Task objective:
Retype the lines below verbatim, reproducing every character without alteration.

Stored rows:
-------------------------

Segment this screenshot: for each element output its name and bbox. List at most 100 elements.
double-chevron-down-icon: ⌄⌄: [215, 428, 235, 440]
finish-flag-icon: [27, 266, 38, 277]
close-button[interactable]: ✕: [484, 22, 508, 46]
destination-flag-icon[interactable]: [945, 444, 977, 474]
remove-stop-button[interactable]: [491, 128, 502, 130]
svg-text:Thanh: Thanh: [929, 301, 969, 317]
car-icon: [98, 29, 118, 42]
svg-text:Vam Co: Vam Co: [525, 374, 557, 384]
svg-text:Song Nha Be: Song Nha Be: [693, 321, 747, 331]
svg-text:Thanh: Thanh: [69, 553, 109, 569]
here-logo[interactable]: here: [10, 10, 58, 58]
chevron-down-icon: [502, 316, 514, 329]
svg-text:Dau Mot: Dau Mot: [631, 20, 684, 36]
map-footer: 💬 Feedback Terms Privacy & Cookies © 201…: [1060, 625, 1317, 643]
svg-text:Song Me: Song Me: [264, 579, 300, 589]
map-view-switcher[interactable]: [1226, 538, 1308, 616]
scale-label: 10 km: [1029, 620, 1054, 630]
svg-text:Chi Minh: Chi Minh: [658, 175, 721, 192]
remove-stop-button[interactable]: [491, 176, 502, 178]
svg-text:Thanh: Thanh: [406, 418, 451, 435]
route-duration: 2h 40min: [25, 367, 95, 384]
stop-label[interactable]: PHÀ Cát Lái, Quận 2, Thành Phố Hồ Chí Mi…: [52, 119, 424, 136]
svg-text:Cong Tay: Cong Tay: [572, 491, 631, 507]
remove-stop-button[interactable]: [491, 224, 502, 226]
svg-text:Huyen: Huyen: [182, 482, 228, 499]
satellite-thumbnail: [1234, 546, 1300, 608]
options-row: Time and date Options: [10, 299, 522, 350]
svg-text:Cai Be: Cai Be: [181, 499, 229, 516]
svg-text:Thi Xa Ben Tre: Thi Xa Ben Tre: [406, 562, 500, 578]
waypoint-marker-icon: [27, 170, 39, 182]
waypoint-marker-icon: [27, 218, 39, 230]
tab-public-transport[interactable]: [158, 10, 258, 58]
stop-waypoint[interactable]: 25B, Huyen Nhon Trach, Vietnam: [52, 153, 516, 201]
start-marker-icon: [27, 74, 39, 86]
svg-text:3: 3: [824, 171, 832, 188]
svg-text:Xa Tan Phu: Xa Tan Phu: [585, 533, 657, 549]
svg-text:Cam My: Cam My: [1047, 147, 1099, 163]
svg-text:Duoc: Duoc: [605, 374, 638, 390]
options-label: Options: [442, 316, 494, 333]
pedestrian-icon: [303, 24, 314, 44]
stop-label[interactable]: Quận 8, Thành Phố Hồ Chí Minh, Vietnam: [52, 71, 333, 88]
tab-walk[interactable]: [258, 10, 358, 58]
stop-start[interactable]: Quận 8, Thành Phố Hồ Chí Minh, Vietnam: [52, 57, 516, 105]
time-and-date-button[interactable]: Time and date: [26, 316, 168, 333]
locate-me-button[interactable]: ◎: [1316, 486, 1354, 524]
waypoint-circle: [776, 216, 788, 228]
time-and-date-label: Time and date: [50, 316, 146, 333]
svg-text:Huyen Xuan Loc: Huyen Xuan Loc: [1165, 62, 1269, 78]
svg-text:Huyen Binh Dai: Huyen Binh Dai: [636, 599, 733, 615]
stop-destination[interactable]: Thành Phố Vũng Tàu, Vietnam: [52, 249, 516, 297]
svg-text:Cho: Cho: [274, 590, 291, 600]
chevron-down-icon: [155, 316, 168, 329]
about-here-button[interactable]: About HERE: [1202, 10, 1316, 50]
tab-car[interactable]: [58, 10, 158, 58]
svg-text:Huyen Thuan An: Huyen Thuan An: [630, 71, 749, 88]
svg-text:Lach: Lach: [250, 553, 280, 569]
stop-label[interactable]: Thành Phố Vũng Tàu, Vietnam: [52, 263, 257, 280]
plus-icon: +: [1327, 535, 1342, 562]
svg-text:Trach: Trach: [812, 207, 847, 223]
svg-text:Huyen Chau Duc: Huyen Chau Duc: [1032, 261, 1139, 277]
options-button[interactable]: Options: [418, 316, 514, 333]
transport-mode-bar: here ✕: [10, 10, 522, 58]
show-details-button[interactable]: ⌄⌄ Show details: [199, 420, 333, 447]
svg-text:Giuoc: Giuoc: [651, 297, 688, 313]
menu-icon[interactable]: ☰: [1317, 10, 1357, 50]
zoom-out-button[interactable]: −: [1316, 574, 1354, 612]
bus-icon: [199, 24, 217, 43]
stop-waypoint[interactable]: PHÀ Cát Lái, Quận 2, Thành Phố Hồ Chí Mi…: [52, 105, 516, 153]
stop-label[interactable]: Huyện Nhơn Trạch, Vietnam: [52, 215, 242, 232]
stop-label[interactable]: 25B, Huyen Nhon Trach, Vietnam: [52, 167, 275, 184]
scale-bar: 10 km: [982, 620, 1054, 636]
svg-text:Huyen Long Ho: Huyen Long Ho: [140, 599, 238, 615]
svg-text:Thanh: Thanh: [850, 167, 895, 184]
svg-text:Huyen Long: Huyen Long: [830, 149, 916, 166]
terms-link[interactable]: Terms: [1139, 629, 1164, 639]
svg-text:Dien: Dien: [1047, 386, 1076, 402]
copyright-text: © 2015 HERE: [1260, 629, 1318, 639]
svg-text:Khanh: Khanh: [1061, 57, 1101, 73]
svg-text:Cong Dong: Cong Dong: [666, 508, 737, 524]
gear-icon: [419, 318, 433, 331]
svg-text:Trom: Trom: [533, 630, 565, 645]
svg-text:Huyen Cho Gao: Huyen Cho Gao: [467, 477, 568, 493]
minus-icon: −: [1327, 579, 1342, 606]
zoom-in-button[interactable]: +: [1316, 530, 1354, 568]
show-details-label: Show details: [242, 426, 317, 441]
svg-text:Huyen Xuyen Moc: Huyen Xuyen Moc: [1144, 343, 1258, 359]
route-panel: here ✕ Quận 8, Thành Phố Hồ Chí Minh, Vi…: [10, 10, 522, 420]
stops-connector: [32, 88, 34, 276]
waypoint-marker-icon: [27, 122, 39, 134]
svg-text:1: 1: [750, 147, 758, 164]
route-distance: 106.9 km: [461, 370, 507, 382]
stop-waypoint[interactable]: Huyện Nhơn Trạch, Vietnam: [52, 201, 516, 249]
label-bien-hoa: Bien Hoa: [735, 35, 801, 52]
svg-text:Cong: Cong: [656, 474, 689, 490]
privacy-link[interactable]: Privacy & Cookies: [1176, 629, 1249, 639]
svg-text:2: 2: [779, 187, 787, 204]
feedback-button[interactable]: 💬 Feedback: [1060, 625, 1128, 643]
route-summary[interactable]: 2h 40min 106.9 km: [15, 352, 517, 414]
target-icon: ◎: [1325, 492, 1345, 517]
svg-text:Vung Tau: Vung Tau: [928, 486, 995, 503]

-------------------------

Solution:
Segment this screenshot: for each element output its name and bbox. List at most 100 elements.
double-chevron-down-icon: ⌄⌄: [215, 428, 235, 440]
finish-flag-icon: [27, 266, 38, 277]
close-button[interactable]: ✕: [484, 22, 508, 46]
destination-flag-icon[interactable]: [945, 444, 977, 474]
remove-stop-button[interactable]: [491, 128, 502, 130]
svg-text:Thanh: Thanh: [929, 301, 969, 317]
car-icon: [98, 29, 118, 42]
svg-text:Vam Co: Vam Co: [525, 374, 557, 384]
svg-text:Song Nha Be: Song Nha Be: [693, 321, 747, 331]
svg-text:Thanh: Thanh: [69, 553, 109, 569]
here-logo[interactable]: here: [10, 10, 58, 58]
chevron-down-icon: [502, 316, 514, 329]
svg-text:Dau Mot: Dau Mot: [631, 20, 684, 36]
map-footer: 💬 Feedback Terms Privacy & Cookies © 201…: [1060, 625, 1317, 643]
svg-text:Song Me: Song Me: [264, 579, 300, 589]
map-view-switcher[interactable]: [1226, 538, 1308, 616]
scale-label: 10 km: [1029, 620, 1054, 630]
svg-text:Chi Minh: Chi Minh: [658, 175, 721, 192]
remove-stop-button[interactable]: [491, 176, 502, 178]
svg-text:Thanh: Thanh: [406, 418, 451, 435]
route-duration: 2h 40min: [25, 367, 95, 384]
stop-label[interactable]: PHÀ Cát Lái, Quận 2, Thành Phố Hồ Chí Mi…: [52, 119, 424, 136]
svg-text:Cong Tay: Cong Tay: [572, 491, 631, 507]
remove-stop-button[interactable]: [491, 224, 502, 226]
svg-text:Huyen: Huyen: [182, 482, 228, 499]
satellite-thumbnail: [1234, 546, 1300, 608]
options-row: Time and date Options: [10, 299, 522, 350]
svg-text:Cai Be: Cai Be: [181, 499, 229, 516]
svg-text:Thi Xa Ben Tre: Thi Xa Ben Tre: [406, 562, 500, 578]
waypoint-marker-icon: [27, 170, 39, 182]
waypoint-marker-icon: [27, 218, 39, 230]
tab-public-transport[interactable]: [158, 10, 258, 58]
stop-waypoint[interactable]: 25B, Huyen Nhon Trach, Vietnam: [52, 153, 516, 201]
start-marker-icon: [27, 74, 39, 86]
svg-text:3: 3: [824, 171, 832, 188]
svg-text:Xa Tan Phu: Xa Tan Phu: [585, 533, 657, 549]
svg-text:Cam My: Cam My: [1047, 147, 1099, 163]
svg-text:Duoc: Duoc: [605, 374, 638, 390]
options-label: Options: [442, 316, 494, 333]
pedestrian-icon: [303, 24, 314, 44]
stop-label[interactable]: Quận 8, Thành Phố Hồ Chí Minh, Vietnam: [52, 71, 333, 88]
tab-walk[interactable]: [258, 10, 358, 58]
stop-start[interactable]: Quận 8, Thành Phố Hồ Chí Minh, Vietnam: [52, 57, 516, 105]
time-and-date-button[interactable]: Time and date: [26, 316, 168, 333]
locate-me-button[interactable]: ◎: [1316, 486, 1354, 524]
waypoint-circle: [776, 216, 788, 228]
time-and-date-label: Time and date: [50, 316, 146, 333]
svg-text:Huyen Xuan Loc: Huyen Xuan Loc: [1165, 62, 1269, 78]
svg-text:Huyen Binh Dai: Huyen Binh Dai: [636, 599, 733, 615]
stop-destination[interactable]: Thành Phố Vũng Tàu, Vietnam: [52, 249, 516, 297]
svg-text:Cho: Cho: [274, 590, 291, 600]
chevron-down-icon: [155, 316, 168, 329]
about-here-button[interactable]: About HERE: [1202, 10, 1316, 50]
tab-car[interactable]: [58, 10, 158, 58]
svg-text:Huyen Thuan An: Huyen Thuan An: [630, 71, 749, 88]
svg-text:Lach: Lach: [250, 553, 280, 569]
stop-label[interactable]: Thành Phố Vũng Tàu, Vietnam: [52, 263, 257, 280]
plus-icon: +: [1327, 535, 1342, 562]
svg-text:Trach: Trach: [812, 207, 847, 223]
svg-text:Huyen Chau Duc: Huyen Chau Duc: [1032, 261, 1139, 277]
options-button[interactable]: Options: [418, 316, 514, 333]
transport-mode-bar: here ✕: [10, 10, 522, 58]
show-details-button[interactable]: ⌄⌄ Show details: [199, 420, 333, 447]
svg-text:Giuoc: Giuoc: [651, 297, 688, 313]
menu-icon[interactable]: ☰: [1317, 10, 1357, 50]
zoom-out-button[interactable]: −: [1316, 574, 1354, 612]
bus-icon: [199, 24, 217, 43]
stop-waypoint[interactable]: PHÀ Cát Lái, Quận 2, Thành Phố Hồ Chí Mi…: [52, 105, 516, 153]
stop-label[interactable]: Huyện Nhơn Trạch, Vietnam: [52, 215, 242, 232]
stop-label[interactable]: 25B, Huyen Nhon Trach, Vietnam: [52, 167, 275, 184]
scale-bar: 10 km: [982, 620, 1054, 636]
svg-text:Huyen Long Ho: Huyen Long Ho: [140, 599, 238, 615]
svg-text:Thanh: Thanh: [850, 167, 895, 184]
svg-text:Huyen Long: Huyen Long: [830, 149, 916, 166]
terms-link[interactable]: Terms: [1139, 629, 1164, 639]
svg-text:Dien: Dien: [1047, 386, 1076, 402]
copyright-text: © 2015 HERE: [1260, 629, 1318, 639]
svg-text:Khanh: Khanh: [1061, 57, 1101, 73]
svg-text:Cong Dong: Cong Dong: [666, 508, 737, 524]
gear-icon: [419, 318, 433, 331]
svg-text:Trom: Trom: [533, 630, 565, 645]
svg-text:Huyen Cho Gao: Huyen Cho Gao: [467, 477, 568, 493]
minus-icon: −: [1327, 579, 1342, 606]
zoom-in-button[interactable]: +: [1316, 530, 1354, 568]
show-details-label: Show details: [242, 426, 317, 441]
svg-text:Huyen Xuyen Moc: Huyen Xuyen Moc: [1144, 343, 1258, 359]
route-panel: here ✕ Quận 8, Thành Phố Hồ Chí Minh, Vi…: [10, 10, 522, 420]
stops-connector: [32, 88, 34, 276]
waypoint-marker-icon: [27, 122, 39, 134]
svg-text:1: 1: [750, 147, 758, 164]
route-distance: 106.9 km: [461, 370, 507, 382]
stop-waypoint[interactable]: Huyện Nhơn Trạch, Vietnam: [52, 201, 516, 249]
label-bien-hoa: Bien Hoa: [735, 35, 801, 52]
svg-text:Cong: Cong: [656, 474, 689, 490]
privacy-link[interactable]: Privacy & Cookies: [1176, 629, 1249, 639]
svg-text:2: 2: [779, 187, 787, 204]
feedback-button[interactable]: 💬 Feedback: [1060, 625, 1128, 643]
route-summary[interactable]: 2h 40min 106.9 km: [15, 352, 517, 414]
target-icon: ◎: [1325, 492, 1345, 517]
svg-text:Vung Tau: Vung Tau: [928, 486, 995, 503]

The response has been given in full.